Restate the data exactly as given and keep the pictures out.

[START OF Data extract]

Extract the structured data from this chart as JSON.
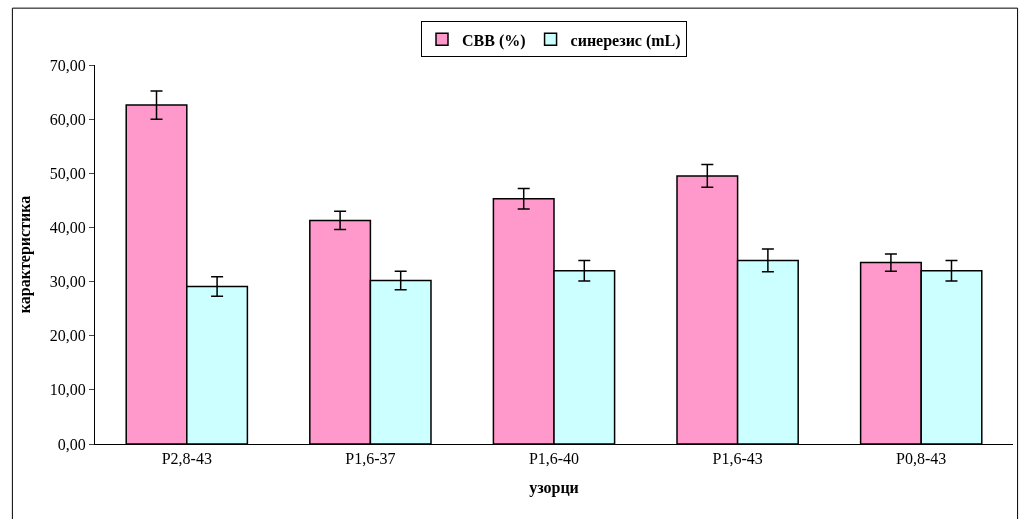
{
  "chart_data": {
    "type": "bar",
    "xlabel": "узорци",
    "ylabel": "карактеристика",
    "categories": [
      "P2,8-43",
      "P1,6-37",
      "P1,6-40",
      "P1,6-43",
      "P0,8-43"
    ],
    "series": [
      {
        "name": "CBB (%)",
        "color": "#ff99cc",
        "values": [
          62.6,
          41.3,
          45.3,
          49.5,
          33.5
        ],
        "errors": [
          2.6,
          1.7,
          1.9,
          2.1,
          1.6
        ]
      },
      {
        "name": "синерезис (mL)",
        "color": "#ccffff",
        "values": [
          29.1,
          30.2,
          32.0,
          33.9,
          32.0
        ],
        "errors": [
          1.8,
          1.7,
          1.9,
          2.1,
          1.9
        ]
      }
    ],
    "ylim": [
      0,
      70
    ],
    "yticks": [
      {
        "value": 0,
        "label": "0,00"
      },
      {
        "value": 10,
        "label": "10,00"
      },
      {
        "value": 20,
        "label": "20,00"
      },
      {
        "value": 30,
        "label": "30,00"
      },
      {
        "value": 40,
        "label": "40,00"
      },
      {
        "value": 50,
        "label": "50,00"
      },
      {
        "value": 60,
        "label": "60,00"
      },
      {
        "value": 70,
        "label": "70,00"
      }
    ],
    "grid": false,
    "legend": "top"
  }
}
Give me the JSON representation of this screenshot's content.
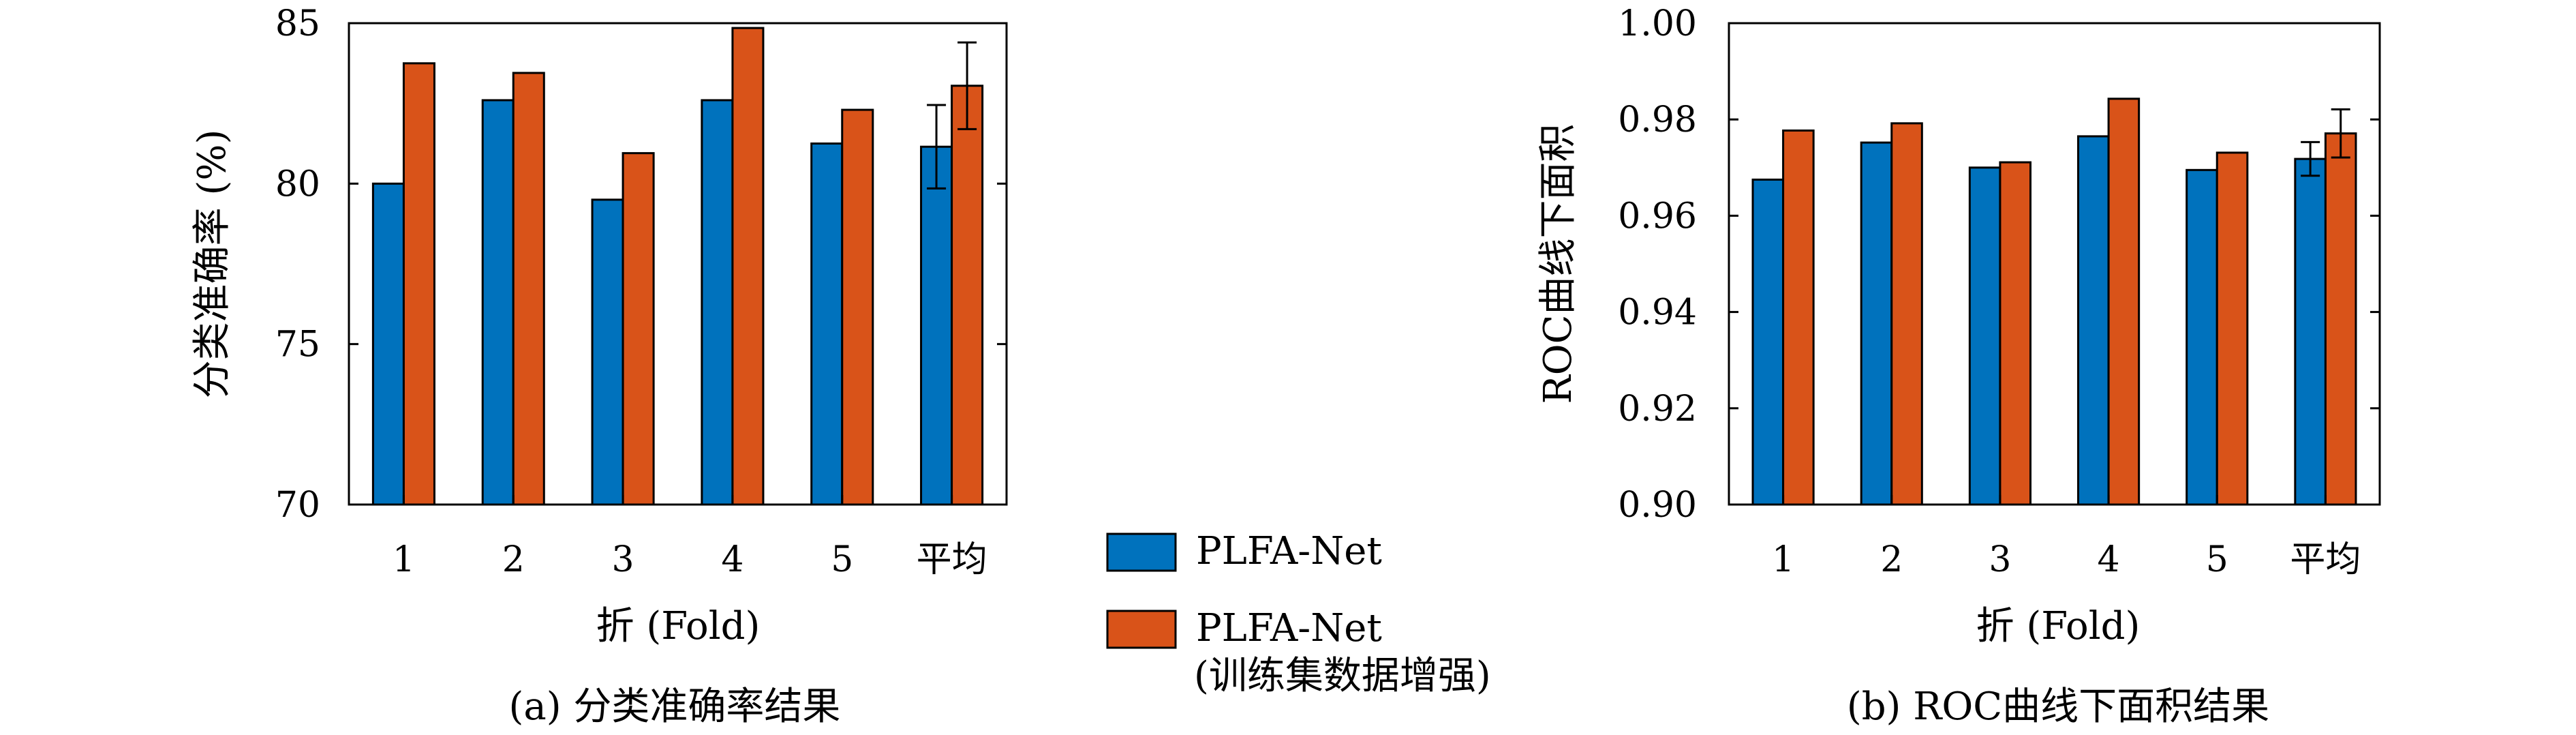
{
  "colors": {
    "series1": "#0072BD",
    "series2": "#D95319",
    "axis": "#000000"
  },
  "legend": {
    "series1_label": "PLFA-Net",
    "series2_label_line1": "PLFA-Net",
    "series2_label_line2": "(训练集数据增强)"
  },
  "chart_data": [
    {
      "type": "bar",
      "caption": "(a) 分类准确率结果",
      "xlabel": "折 (Fold)",
      "ylabel": "分类准确率 (%)",
      "categories": [
        "1",
        "2",
        "3",
        "4",
        "5",
        "平均"
      ],
      "ylim": [
        70,
        85
      ],
      "yticks": [
        70,
        75,
        80,
        85
      ],
      "ytick_labels": [
        "70",
        "75",
        "80",
        "85"
      ],
      "series": [
        {
          "name": "PLFA-Net",
          "values": [
            80.0,
            82.6,
            79.5,
            82.6,
            81.25,
            81.15
          ],
          "errors": [
            null,
            null,
            null,
            null,
            null,
            1.3
          ]
        },
        {
          "name": "PLFA-Net (训练集数据增强)",
          "values": [
            83.75,
            83.45,
            80.95,
            84.85,
            82.3,
            83.05
          ],
          "errors": [
            null,
            null,
            null,
            null,
            null,
            1.35
          ]
        }
      ]
    },
    {
      "type": "bar",
      "caption": "(b) ROC曲线下面积结果",
      "xlabel": "折 (Fold)",
      "ylabel": "ROC曲线下面积",
      "categories": [
        "1",
        "2",
        "3",
        "4",
        "5",
        "平均"
      ],
      "ylim": [
        0.9,
        1.0
      ],
      "yticks": [
        0.9,
        0.92,
        0.94,
        0.96,
        0.98,
        1.0
      ],
      "ytick_labels": [
        "0.90",
        "0.92",
        "0.94",
        "0.96",
        "0.98",
        "1.00"
      ],
      "series": [
        {
          "name": "PLFA-Net",
          "values": [
            0.9675,
            0.9752,
            0.97,
            0.9765,
            0.9695,
            0.9718
          ],
          "errors": [
            null,
            null,
            null,
            null,
            null,
            0.0035
          ]
        },
        {
          "name": "PLFA-Net (训练集数据增强)",
          "values": [
            0.9777,
            0.9792,
            0.9711,
            0.9843,
            0.9731,
            0.9771
          ],
          "errors": [
            null,
            null,
            null,
            null,
            null,
            0.005
          ]
        }
      ]
    }
  ]
}
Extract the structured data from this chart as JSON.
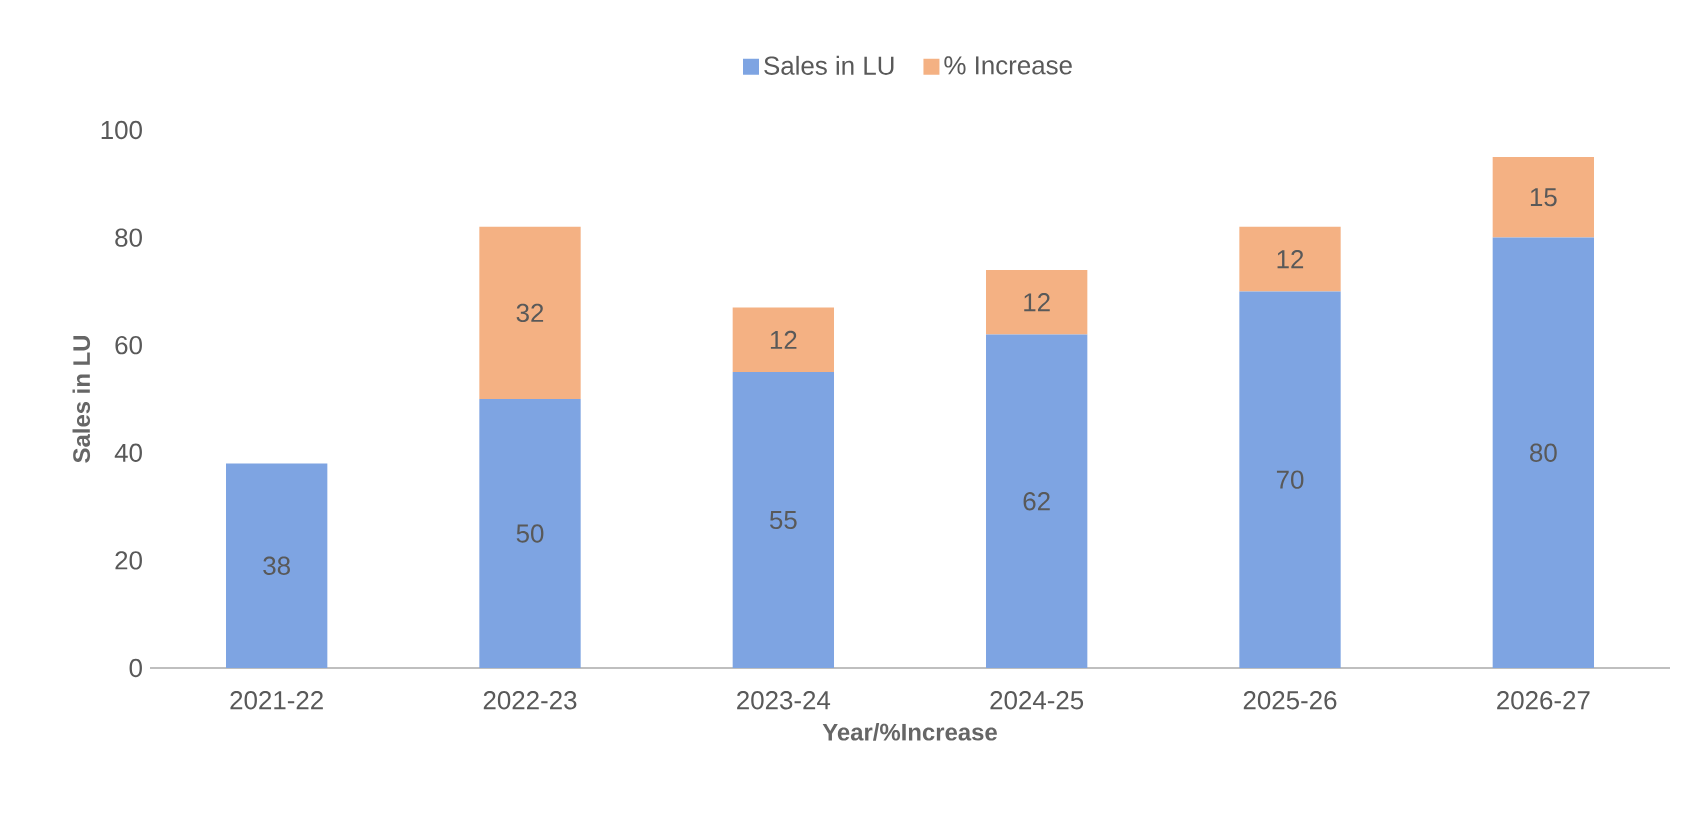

[END OF Data extract]

→ **Finished exercise**
Extract the structured data from this chart as JSON.
{
  "chart_data": {
    "type": "bar",
    "xlabel": "узорци",
    "ylabel": "карактеристика",
    "categories": [
      "P2,8-43",
      "P1,6-37",
      "P1,6-40",
      "P1,6-43",
      "P0,8-43"
    ],
    "series": [
      {
        "name": "CBB (%)",
        "color": "#ff99cc",
        "values": [
          62.6,
          41.3,
          45.3,
          49.5,
          33.5
        ],
        "errors": [
          2.6,
          1.7,
          1.9,
          2.1,
          1.6
        ]
      },
      {
        "name": "синерезис (mL)",
        "color": "#ccffff",
        "values": [
          29.1,
          30.2,
          32.0,
          33.9,
          32.0
        ],
        "errors": [
          1.8,
          1.7,
          1.9,
          2.1,
          1.9
        ]
      }
    ],
    "ylim": [
      0,
      70
    ],
    "yticks": [
      {
        "value": 0,
        "label": "0,00"
      },
      {
        "value": 10,
        "label": "10,00"
      },
      {
        "value": 20,
        "label": "20,00"
      },
      {
        "value": 30,
        "label": "30,00"
      },
      {
        "value": 40,
        "label": "40,00"
      },
      {
        "value": 50,
        "label": "50,00"
      },
      {
        "value": 60,
        "label": "60,00"
      },
      {
        "value": 70,
        "label": "70,00"
      }
    ],
    "grid": false,
    "legend": "top"
  }
}
Give me the JSON representation of this screenshot's content.
{
  "colors": {
    "series1": "#0072BD",
    "series2": "#D95319",
    "axis": "#000000"
  },
  "legend": {
    "series1_label": "PLFA-Net",
    "series2_label_line1": "PLFA-Net",
    "series2_label_line2": "(训练集数据增强)"
  },
  "chart_data": [
    {
      "type": "bar",
      "caption": "(a) 分类准确率结果",
      "xlabel": "折 (Fold)",
      "ylabel": "分类准确率 (%)",
      "categories": [
        "1",
        "2",
        "3",
        "4",
        "5",
        "平均"
      ],
      "ylim": [
        70,
        85
      ],
      "yticks": [
        70,
        75,
        80,
        85
      ],
      "ytick_labels": [
        "70",
        "75",
        "80",
        "85"
      ],
      "series": [
        {
          "name": "PLFA-Net",
          "values": [
            80.0,
            82.6,
            79.5,
            82.6,
            81.25,
            81.15
          ],
          "errors": [
            null,
            null,
            null,
            null,
            null,
            1.3
          ]
        },
        {
          "name": "PLFA-Net (训练集数据增强)",
          "values": [
            83.75,
            83.45,
            80.95,
            84.85,
            82.3,
            83.05
          ],
          "errors": [
            null,
            null,
            null,
            null,
            null,
            1.35
          ]
        }
      ]
    },
    {
      "type": "bar",
      "caption": "(b) ROC曲线下面积结果",
      "xlabel": "折 (Fold)",
      "ylabel": "ROC曲线下面积",
      "categories": [
        "1",
        "2",
        "3",
        "4",
        "5",
        "平均"
      ],
      "ylim": [
        0.9,
        1.0
      ],
      "yticks": [
        0.9,
        0.92,
        0.94,
        0.96,
        0.98,
        1.0
      ],
      "ytick_labels": [
        "0.90",
        "0.92",
        "0.94",
        "0.96",
        "0.98",
        "1.00"
      ],
      "series": [
        {
          "name": "PLFA-Net",
          "values": [
            0.9675,
            0.9752,
            0.97,
            0.9765,
            0.9695,
            0.9718
          ],
          "errors": [
            null,
            null,
            null,
            null,
            null,
            0.0035
          ]
        },
        {
          "name": "PLFA-Net (训练集数据增强)",
          "values": [
            0.9777,
            0.9792,
            0.9711,
            0.9843,
            0.9731,
            0.9771
          ],
          "errors": [
            null,
            null,
            null,
            null,
            null,
            0.005
          ]
        }
      ]
    }
  ]
}
Extract the structured data from this chart as JSON.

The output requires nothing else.